Required work:
Skip any picture you find and retype all the remaining lines exactly.

Supplied information:
begin

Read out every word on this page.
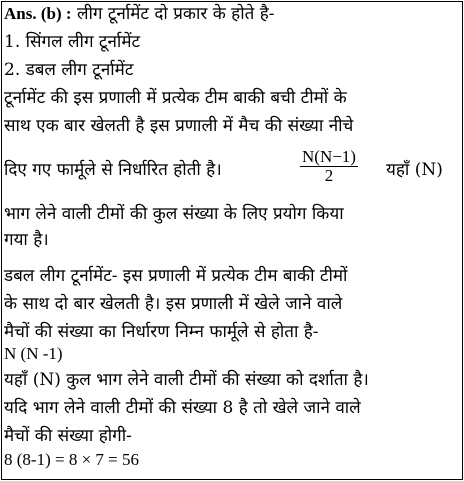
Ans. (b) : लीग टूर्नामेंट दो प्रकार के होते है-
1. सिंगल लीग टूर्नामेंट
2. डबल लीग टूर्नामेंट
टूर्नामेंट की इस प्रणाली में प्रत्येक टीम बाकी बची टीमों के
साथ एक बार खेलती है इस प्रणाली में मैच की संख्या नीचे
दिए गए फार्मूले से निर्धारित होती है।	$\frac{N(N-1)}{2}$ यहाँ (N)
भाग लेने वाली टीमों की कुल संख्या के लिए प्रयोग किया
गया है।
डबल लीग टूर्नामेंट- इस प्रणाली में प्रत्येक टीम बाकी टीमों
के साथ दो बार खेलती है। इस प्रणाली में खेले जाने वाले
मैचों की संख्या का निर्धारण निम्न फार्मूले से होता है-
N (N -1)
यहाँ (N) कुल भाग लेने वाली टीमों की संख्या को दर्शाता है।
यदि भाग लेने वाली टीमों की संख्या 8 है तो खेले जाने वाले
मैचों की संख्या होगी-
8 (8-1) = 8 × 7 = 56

end

Problem solution:
Read out every word on this page.
Ans. (b) : लीग टूर्नामेंट दो प्रकार के होते है-
1. सिंगल लीग टूर्नामेंट
2. डबल लीग टूर्नामेंट
टूर्नामेंट की इस प्रणाली में प्रत्येक टीम बाकी बची टीमों के
साथ एक बार खेलती है इस प्रणाली में मैच की संख्या नीचे
दिए गए फार्मूले से निर्धारित होती है।	$\frac{N(N-1)}{2}$ यहाँ (N)
भाग लेने वाली टीमों की कुल संख्या के लिए प्रयोग किया
गया है।
डबल लीग टूर्नामेंट- इस प्रणाली में प्रत्येक टीम बाकी टीमों
के साथ दो बार खेलती है। इस प्रणाली में खेले जाने वाले
मैचों की संख्या का निर्धारण निम्न फार्मूले से होता है-
N (N -1)
यहाँ (N) कुल भाग लेने वाली टीमों की संख्या को दर्शाता है।
यदि भाग लेने वाली टीमों की संख्या 8 है तो खेले जाने वाले
मैचों की संख्या होगी-
8 (8-1) = 8 × 7 = 56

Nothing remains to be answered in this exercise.